═══ SUPPLIED RECORDS ═══

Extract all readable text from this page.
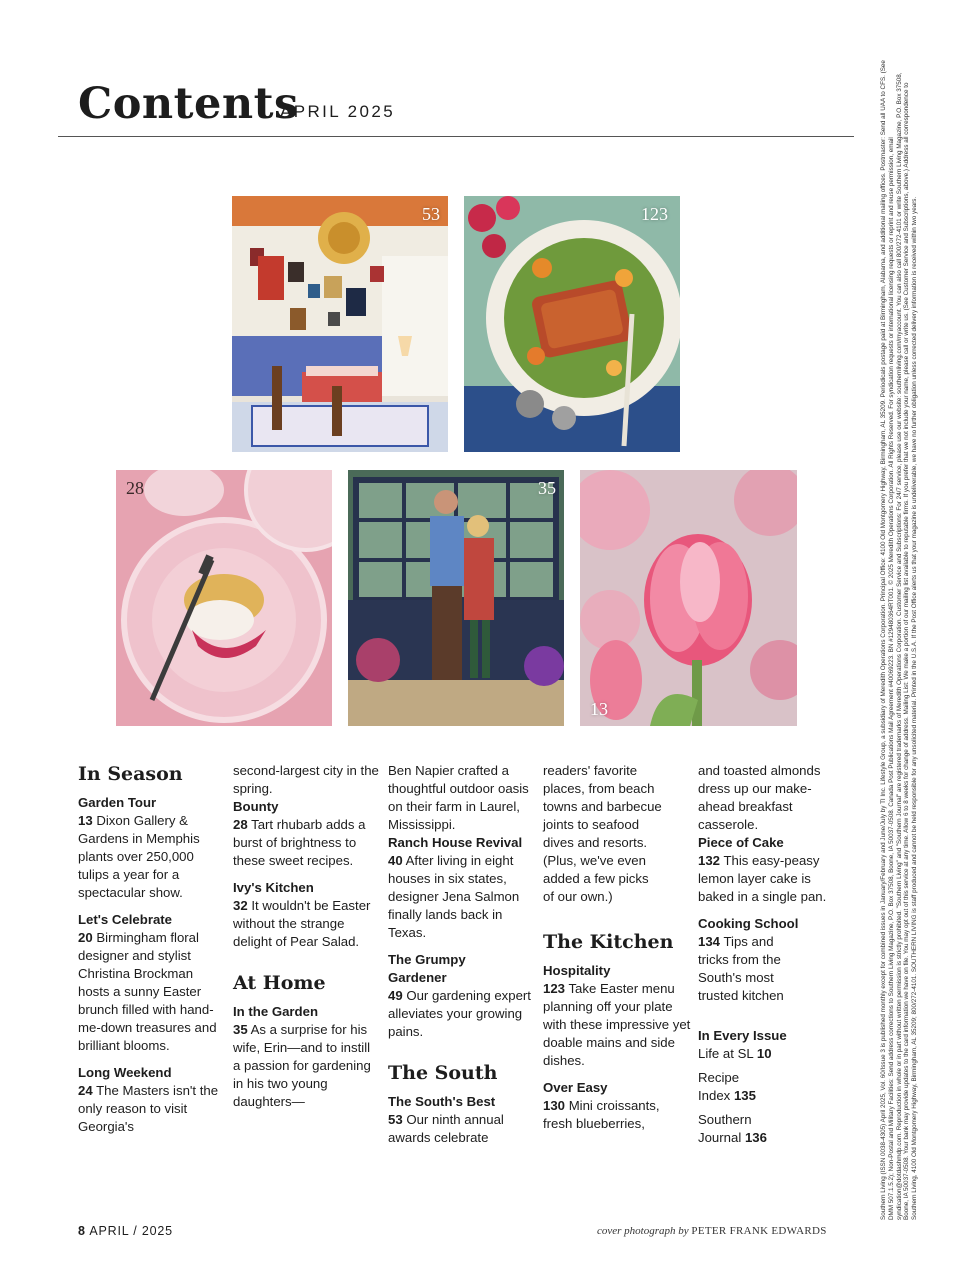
Contents
APRIL 2025
53	123
28	35
13

In Season

Garden Tour

13 Dixon Gallery & Gardens in Memphis plants over 250,000 tulips a year for a spectacular show.

Let's Celebrate

20 Birmingham floral designer and stylist Christina Brockman hosts a sunny Easter brunch filled with hand-me-down treasures and brilliant blooms.

Long Weekend

24 The Masters isn't the only reason to visit Georgia's

second-largest city in the spring.

Bounty

28 Tart rhubarb adds a burst of brightness to these sweet recipes.

Ivy's Kitchen

32 It wouldn't be Easter without the strange delight of Pear Salad.

At Home

In the Garden

35 As a surprise for his wife, Erin—and to instill a passion for gardening in his two young daughters—

Ben Napier crafted a thoughtful outdoor oasis on their farm in Laurel, Mississippi.

Ranch House Revival

40 After living in eight houses in six states, designer Jena Salmon finally lands back in Texas.

The Grumpy Gardener

49 Our gardening expert alleviates your growing pains.

The South

The South's Best

53 Our ninth annual awards celebrate

readers' favorite places, from beach towns and barbecue joints to seafood dives and resorts. (Plus, we've even added a few picks of our own.)

The Kitchen

Hospitality

123 Take Easter menu planning off your plate with these impressive yet doable mains and side dishes.

Over Easy

130 Mini croissants, fresh blueberries,

and toasted almonds dress up our make-ahead breakfast casserole.

Piece of Cake

132 This easy-peasy lemon layer cake is baked in a single pan.

Cooking School

134 Tips and tricks from the South's most trusted kitchen

In Every Issue

Life at SL 10

Recipe Index 135

Southern Journal 136

8 APRIL / 2025	cover photograph by PETER FRANK EDWARDS
Southern Living (ISSN 0038-4305) April 2025, Vol. 60/Issue 3 is published monthly except for combined issues in January/February and June/July by TI Inc. Lifestyle Group, a subsidiary of Meredith Operations Corporation. Principal Office: 4100 Old Montgomery Highway, Birmingham, AL 35209. Periodicals postage paid at Birmingham, Alabama, and additional mailing offices. Postmaster: Send all UAA to CFS. (See DMM 507.1.5.2); Non-Postal and Military Facilities: Send address corrections to Southern Living Magazine, P.O. Box 37508, Boone, IA 50037-0508. Canada Post Publications Mail Agreement #40069223. BN #129480364RT001. © 2025 Meredith Operations Corporation. All Rights Reserved. For syndication requests or international licensing requests or reprint and reuse permission, email syndication@dotdashmdp.com. Reproduction in whole or in part without written permission is strictly prohibited. "Southern Living" and "Southern Journal" are registered trademarks of Meredith Operations Corporation. Customer Service and Subscriptions: For 24/7 service, please use our website: southernliving.com/myaccount. You can also call 800/272-4101 or write Southern Living Magazine, P.O. Box 37508, Boone, IA 50037-0508. Your bank may provide updates to the card information we have on file. You may opt out of this service at any time. Allow 6 to 8 weeks for change of address. Mailing List: We make a portion of our mailing list available to reputable firms. If you prefer that we not include your name, please call or write us. (See Customer Service and Subscriptions, above.) Address all correspondence to Southern Living, 4100 Old Montgomery Highway, Birmingham, AL 35209; 800/272-4101. SOUTHERN LIVING is staff produced and cannot be held responsible for any unsolicited material. Printed in the U.S.A. If the Post Office alerts us that your magazine is undeliverable, we have no further obligation unless corrected delivery information is received within two years.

═══

Make an exact copy of the records above, with the pictures left out.

### TASK OUTPUT
Extract all readable text from this page.
Contents
APRIL 2025
53	123
28	35
13

In Season

Garden Tour

13 Dixon Gallery & Gardens in Memphis plants over 250,000 tulips a year for a spectacular show.

Let's Celebrate

20 Birmingham floral designer and stylist Christina Brockman hosts a sunny Easter brunch filled with hand-me-down treasures and brilliant blooms.

Long Weekend

24 The Masters isn't the only reason to visit Georgia's

second-largest city in the spring.

Bounty

28 Tart rhubarb adds a burst of brightness to these sweet recipes.

Ivy's Kitchen

32 It wouldn't be Easter without the strange delight of Pear Salad.

At Home

In the Garden

35 As a surprise for his wife, Erin—and to instill a passion for gardening in his two young daughters—

Ben Napier crafted a thoughtful outdoor oasis on their farm in Laurel, Mississippi.

Ranch House Revival

40 After living in eight houses in six states, designer Jena Salmon finally lands back in Texas.

The Grumpy Gardener

49 Our gardening expert alleviates your growing pains.

The South

The South's Best

53 Our ninth annual awards celebrate

readers' favorite places, from beach towns and barbecue joints to seafood dives and resorts. (Plus, we've even added a few picks of our own.)

The Kitchen

Hospitality

123 Take Easter menu planning off your plate with these impressive yet doable mains and side dishes.

Over Easy

130 Mini croissants, fresh blueberries,

and toasted almonds dress up our make-ahead breakfast casserole.

Piece of Cake

132 This easy-peasy lemon layer cake is baked in a single pan.

Cooking School

134 Tips and tricks from the South's most trusted kitchen

In Every Issue

Life at SL 10

Recipe Index 135

Southern Journal 136

8 APRIL / 2025	cover photograph by PETER FRANK EDWARDS
Southern Living (ISSN 0038-4305) April 2025, Vol. 60/Issue 3 is published monthly except for combined issues in January/February and June/July by TI Inc. Lifestyle Group, a subsidiary of Meredith Operations Corporation. Principal Office: 4100 Old Montgomery Highway, Birmingham, AL 35209. Periodicals postage paid at Birmingham, Alabama, and additional mailing offices. Postmaster: Send all UAA to CFS. (See DMM 507.1.5.2); Non-Postal and Military Facilities: Send address corrections to Southern Living Magazine, P.O. Box 37508, Boone, IA 50037-0508. Canada Post Publications Mail Agreement #40069223. BN #129480364RT001. © 2025 Meredith Operations Corporation. All Rights Reserved. For syndication requests or international licensing requests or reprint and reuse permission, email syndication@dotdashmdp.com. Reproduction in whole or in part without written permission is strictly prohibited. "Southern Living" and "Southern Journal" are registered trademarks of Meredith Operations Corporation. Customer Service and Subscriptions: For 24/7 service, please use our website: southernliving.com/myaccount. You can also call 800/272-4101 or write Southern Living Magazine, P.O. Box 37508, Boone, IA 50037-0508. Your bank may provide updates to the card information we have on file. You may opt out of this service at any time. Allow 6 to 8 weeks for change of address. Mailing List: We make a portion of our mailing list available to reputable firms. If you prefer that we not include your name, please call or write us. (See Customer Service and Subscriptions, above.) Address all correspondence to Southern Living, 4100 Old Montgomery Highway, Birmingham, AL 35209; 800/272-4101. SOUTHERN LIVING is staff produced and cannot be held responsible for any unsolicited material. Printed in the U.S.A. If the Post Office alerts us that your magazine is undeliverable, we have no further obligation unless corrected delivery information is received within two years.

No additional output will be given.